▸ WORK TO COMPLETE:
Please transcribe the listing below in full and word for word, without its pictures.
Begin STORED RECORDS
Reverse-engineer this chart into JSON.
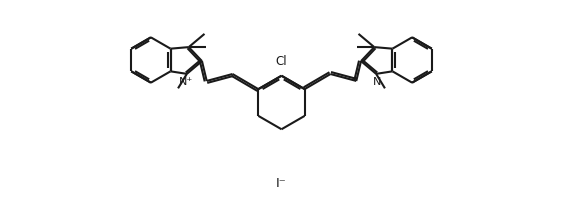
{
  "background_color": "#ffffff",
  "line_color": "#1a1a1a",
  "line_width": 1.5,
  "text_color": "#1a1a1a",
  "font_size": 8.5,
  "iodide_label": "I⁻",
  "chloro_label": "Cl",
  "nitrogen_left_label": "N⁺",
  "nitrogen_right_label": "N",
  "figsize": [
    5.63,
    2.07
  ],
  "dpi": 100,
  "xlim": [
    -1.5,
    11.5
  ],
  "ylim": [
    -2.2,
    4.2
  ]
}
End STORED RECORDS
▸ WRITTEN ANSWER:
Reverse-engineer this chart into JSON.
{
  "background_color": "#ffffff",
  "line_color": "#1a1a1a",
  "line_width": 1.5,
  "text_color": "#1a1a1a",
  "font_size": 8.5,
  "iodide_label": "I⁻",
  "chloro_label": "Cl",
  "nitrogen_left_label": "N⁺",
  "nitrogen_right_label": "N",
  "figsize": [
    5.63,
    2.07
  ],
  "dpi": 100,
  "xlim": [
    -1.5,
    11.5
  ],
  "ylim": [
    -2.2,
    4.2
  ]
}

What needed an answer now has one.